━━ DATASET EXTRACT
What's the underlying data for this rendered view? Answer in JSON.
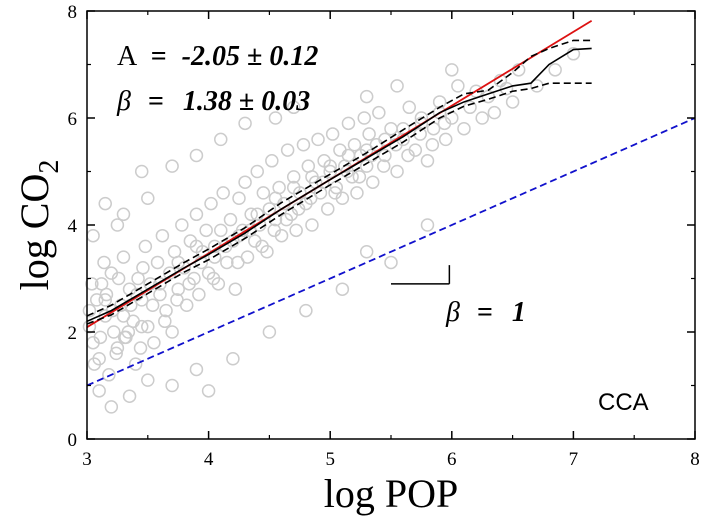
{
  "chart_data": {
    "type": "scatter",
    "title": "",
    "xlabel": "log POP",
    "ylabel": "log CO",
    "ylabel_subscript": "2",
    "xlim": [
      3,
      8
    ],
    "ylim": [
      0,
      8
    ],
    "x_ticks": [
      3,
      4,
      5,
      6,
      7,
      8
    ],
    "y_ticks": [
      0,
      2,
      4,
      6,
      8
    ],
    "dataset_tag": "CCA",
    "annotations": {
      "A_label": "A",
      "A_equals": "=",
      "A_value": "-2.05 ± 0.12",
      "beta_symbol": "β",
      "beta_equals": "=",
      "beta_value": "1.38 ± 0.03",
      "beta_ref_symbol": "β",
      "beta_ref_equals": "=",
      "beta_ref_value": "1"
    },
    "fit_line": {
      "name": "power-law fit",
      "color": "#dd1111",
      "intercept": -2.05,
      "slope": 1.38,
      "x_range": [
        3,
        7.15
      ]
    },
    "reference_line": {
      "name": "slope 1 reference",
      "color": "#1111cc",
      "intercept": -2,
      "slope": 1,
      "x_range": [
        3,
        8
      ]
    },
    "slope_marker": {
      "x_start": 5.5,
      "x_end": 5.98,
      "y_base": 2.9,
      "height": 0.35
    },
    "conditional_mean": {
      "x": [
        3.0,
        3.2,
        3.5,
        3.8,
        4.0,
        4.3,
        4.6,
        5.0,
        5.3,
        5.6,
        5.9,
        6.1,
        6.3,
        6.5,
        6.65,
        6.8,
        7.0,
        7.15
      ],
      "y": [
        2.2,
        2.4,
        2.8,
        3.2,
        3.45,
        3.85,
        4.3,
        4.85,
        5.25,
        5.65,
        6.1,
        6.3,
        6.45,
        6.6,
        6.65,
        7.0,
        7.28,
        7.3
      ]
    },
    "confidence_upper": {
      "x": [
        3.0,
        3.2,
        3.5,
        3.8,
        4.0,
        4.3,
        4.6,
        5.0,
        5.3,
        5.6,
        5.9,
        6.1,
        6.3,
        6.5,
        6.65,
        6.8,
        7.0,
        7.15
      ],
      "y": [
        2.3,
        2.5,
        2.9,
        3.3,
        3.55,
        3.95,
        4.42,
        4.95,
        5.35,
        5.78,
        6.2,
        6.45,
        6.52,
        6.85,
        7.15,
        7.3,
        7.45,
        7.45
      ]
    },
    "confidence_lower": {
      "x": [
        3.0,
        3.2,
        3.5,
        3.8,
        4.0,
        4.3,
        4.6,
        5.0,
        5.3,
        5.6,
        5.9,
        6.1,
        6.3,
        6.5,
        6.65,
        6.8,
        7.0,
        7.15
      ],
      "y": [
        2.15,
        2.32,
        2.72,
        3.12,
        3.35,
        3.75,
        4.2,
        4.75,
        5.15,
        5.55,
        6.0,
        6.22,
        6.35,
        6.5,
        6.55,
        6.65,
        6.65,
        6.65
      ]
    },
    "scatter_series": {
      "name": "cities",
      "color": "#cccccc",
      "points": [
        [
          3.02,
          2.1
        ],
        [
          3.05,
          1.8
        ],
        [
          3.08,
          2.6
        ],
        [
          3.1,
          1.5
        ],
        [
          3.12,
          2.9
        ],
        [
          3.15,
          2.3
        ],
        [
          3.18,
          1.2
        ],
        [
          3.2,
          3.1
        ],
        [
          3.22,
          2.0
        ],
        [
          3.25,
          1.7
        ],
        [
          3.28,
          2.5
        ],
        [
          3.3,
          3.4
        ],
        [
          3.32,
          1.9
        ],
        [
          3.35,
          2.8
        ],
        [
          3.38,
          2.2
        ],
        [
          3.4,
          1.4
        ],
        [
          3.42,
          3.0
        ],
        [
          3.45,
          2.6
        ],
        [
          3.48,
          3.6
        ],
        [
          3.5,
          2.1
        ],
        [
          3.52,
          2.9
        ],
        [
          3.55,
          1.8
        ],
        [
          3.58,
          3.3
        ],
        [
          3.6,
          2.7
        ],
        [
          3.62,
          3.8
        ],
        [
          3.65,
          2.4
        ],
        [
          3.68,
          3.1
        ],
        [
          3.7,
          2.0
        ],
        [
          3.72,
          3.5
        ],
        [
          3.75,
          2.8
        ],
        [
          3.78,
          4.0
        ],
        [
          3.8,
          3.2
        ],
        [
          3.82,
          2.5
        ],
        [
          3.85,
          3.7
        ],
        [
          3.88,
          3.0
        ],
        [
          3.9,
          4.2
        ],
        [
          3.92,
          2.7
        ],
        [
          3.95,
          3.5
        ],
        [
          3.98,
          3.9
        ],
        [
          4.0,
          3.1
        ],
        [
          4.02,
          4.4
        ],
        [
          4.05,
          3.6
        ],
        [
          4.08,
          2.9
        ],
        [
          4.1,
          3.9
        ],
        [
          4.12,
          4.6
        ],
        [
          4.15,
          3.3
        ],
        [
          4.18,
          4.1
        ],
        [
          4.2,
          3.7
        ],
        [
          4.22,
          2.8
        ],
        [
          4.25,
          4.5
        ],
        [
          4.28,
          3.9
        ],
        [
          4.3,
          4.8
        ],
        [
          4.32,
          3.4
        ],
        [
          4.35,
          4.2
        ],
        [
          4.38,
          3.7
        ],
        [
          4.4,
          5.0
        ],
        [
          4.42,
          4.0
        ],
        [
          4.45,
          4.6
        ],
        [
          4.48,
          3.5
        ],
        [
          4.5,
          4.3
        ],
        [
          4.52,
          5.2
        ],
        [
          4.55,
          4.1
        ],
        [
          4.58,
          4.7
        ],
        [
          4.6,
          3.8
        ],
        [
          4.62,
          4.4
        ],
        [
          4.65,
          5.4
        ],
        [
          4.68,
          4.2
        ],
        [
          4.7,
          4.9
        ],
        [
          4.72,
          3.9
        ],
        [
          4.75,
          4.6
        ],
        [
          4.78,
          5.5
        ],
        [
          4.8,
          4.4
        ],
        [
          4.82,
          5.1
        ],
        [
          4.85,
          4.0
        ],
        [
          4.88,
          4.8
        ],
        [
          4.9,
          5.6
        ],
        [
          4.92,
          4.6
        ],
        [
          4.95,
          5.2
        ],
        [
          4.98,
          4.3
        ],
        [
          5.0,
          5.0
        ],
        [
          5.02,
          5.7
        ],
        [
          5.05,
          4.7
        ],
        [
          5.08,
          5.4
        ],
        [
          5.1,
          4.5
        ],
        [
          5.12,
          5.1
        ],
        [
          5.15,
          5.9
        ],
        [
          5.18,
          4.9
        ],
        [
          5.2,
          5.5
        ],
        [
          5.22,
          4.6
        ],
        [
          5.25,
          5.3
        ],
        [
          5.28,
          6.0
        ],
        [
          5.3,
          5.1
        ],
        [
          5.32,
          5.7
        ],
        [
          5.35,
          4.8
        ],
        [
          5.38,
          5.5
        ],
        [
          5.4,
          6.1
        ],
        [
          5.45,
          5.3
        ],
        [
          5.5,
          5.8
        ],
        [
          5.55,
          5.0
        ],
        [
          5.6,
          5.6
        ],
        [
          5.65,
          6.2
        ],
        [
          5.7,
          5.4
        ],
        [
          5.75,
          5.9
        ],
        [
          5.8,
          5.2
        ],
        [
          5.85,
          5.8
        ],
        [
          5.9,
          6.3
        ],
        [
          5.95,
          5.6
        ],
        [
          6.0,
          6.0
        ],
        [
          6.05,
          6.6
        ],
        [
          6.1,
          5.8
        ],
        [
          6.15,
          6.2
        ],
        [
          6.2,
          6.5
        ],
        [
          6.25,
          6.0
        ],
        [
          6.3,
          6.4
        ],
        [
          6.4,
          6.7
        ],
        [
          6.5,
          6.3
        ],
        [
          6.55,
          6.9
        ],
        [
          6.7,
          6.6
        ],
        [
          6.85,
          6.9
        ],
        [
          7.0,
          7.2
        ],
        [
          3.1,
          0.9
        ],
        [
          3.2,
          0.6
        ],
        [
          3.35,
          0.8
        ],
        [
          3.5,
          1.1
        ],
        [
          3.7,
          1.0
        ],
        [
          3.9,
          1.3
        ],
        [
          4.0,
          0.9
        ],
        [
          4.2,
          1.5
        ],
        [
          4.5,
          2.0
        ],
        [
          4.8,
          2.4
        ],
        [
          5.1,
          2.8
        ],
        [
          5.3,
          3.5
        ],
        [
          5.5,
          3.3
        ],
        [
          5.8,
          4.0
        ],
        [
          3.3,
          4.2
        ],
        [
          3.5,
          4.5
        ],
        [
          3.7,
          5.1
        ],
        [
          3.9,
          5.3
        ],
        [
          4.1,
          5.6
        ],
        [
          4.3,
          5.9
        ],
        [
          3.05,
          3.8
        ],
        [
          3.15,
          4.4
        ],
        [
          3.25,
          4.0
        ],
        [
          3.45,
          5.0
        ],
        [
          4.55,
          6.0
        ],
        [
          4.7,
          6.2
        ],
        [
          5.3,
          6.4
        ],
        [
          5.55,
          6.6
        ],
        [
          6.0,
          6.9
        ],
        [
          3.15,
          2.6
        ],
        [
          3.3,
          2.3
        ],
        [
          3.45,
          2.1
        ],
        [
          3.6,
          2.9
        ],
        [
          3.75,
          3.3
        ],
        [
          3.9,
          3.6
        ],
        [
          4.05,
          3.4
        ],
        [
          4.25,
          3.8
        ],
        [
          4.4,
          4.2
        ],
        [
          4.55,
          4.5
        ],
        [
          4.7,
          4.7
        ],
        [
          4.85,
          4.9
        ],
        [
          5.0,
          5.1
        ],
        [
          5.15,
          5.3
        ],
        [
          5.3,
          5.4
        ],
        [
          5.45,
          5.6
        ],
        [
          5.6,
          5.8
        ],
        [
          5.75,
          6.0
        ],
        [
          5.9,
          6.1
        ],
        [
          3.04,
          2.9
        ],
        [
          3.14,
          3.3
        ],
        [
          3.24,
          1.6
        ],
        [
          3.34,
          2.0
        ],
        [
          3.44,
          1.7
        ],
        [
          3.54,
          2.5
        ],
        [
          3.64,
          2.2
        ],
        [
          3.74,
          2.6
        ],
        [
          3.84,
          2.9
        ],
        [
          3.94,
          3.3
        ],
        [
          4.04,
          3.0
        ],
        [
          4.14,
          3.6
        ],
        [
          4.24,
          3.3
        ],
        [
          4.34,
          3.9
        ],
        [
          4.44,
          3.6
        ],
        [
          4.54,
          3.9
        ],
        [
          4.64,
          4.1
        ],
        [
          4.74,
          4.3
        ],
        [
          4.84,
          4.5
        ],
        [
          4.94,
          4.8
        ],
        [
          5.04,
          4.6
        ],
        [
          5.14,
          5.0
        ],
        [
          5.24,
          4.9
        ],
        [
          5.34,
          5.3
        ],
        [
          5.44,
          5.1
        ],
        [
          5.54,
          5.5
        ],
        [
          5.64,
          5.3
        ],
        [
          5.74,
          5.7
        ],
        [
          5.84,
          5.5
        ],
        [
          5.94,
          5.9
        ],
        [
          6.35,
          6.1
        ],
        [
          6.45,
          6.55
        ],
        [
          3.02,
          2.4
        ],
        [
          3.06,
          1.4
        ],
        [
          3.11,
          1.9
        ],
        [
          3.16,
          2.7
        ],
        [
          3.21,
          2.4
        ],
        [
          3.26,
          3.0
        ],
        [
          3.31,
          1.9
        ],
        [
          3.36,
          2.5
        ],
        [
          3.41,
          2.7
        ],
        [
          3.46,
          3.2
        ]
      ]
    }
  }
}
━━━━
» **PROBLEM TO WORK ON**: Among these entries, how many lines include the string "name"? Reply with the number by itself.

» **TASK SOLUTION**: 3